Your goal
Output every line exactly as written. Leave out pictures.

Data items
++++

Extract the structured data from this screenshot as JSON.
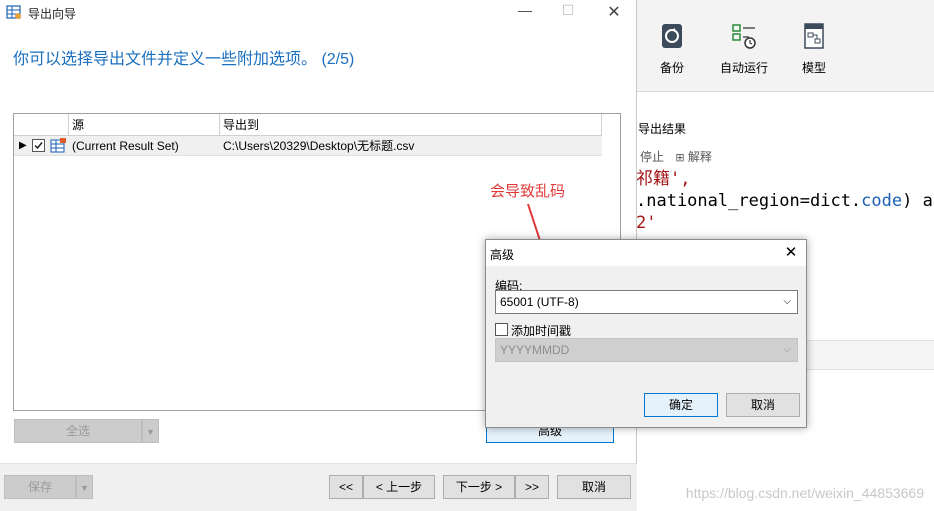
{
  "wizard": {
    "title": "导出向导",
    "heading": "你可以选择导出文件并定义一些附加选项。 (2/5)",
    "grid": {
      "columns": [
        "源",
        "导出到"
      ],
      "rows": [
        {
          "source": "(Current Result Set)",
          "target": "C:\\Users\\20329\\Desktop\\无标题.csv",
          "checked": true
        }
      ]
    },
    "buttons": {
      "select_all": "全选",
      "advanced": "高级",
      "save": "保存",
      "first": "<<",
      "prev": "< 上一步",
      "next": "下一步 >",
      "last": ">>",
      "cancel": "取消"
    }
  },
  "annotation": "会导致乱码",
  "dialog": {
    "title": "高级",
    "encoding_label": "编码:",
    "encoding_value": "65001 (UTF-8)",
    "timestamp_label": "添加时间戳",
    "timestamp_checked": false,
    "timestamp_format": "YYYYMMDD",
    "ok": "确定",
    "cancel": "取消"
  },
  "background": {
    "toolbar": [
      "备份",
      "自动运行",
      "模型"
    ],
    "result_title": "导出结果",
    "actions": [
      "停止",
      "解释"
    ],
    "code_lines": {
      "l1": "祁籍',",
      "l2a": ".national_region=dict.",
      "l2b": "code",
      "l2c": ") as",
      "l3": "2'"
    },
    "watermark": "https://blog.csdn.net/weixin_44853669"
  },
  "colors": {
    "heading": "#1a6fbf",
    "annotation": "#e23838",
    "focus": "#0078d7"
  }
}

++++

Answer
Extract the structured data from this screenshot as JSON.
{
  "wizard": {
    "title": "导出向导",
    "heading": "你可以选择导出文件并定义一些附加选项。 (2/5)",
    "grid": {
      "columns": [
        "源",
        "导出到"
      ],
      "rows": [
        {
          "source": "(Current Result Set)",
          "target": "C:\\Users\\20329\\Desktop\\无标题.csv",
          "checked": true
        }
      ]
    },
    "buttons": {
      "select_all": "全选",
      "advanced": "高级",
      "save": "保存",
      "first": "<<",
      "prev": "< 上一步",
      "next": "下一步 >",
      "last": ">>",
      "cancel": "取消"
    }
  },
  "annotation": "会导致乱码",
  "dialog": {
    "title": "高级",
    "encoding_label": "编码:",
    "encoding_value": "65001 (UTF-8)",
    "timestamp_label": "添加时间戳",
    "timestamp_checked": false,
    "timestamp_format": "YYYYMMDD",
    "ok": "确定",
    "cancel": "取消"
  },
  "background": {
    "toolbar": [
      "备份",
      "自动运行",
      "模型"
    ],
    "result_title": "导出结果",
    "actions": [
      "停止",
      "解释"
    ],
    "code_lines": {
      "l1": "祁籍',",
      "l2a": ".national_region=dict.",
      "l2b": "code",
      "l2c": ") as",
      "l3": "2'"
    },
    "watermark": "https://blog.csdn.net/weixin_44853669"
  },
  "colors": {
    "heading": "#1a6fbf",
    "annotation": "#e23838",
    "focus": "#0078d7"
  }
}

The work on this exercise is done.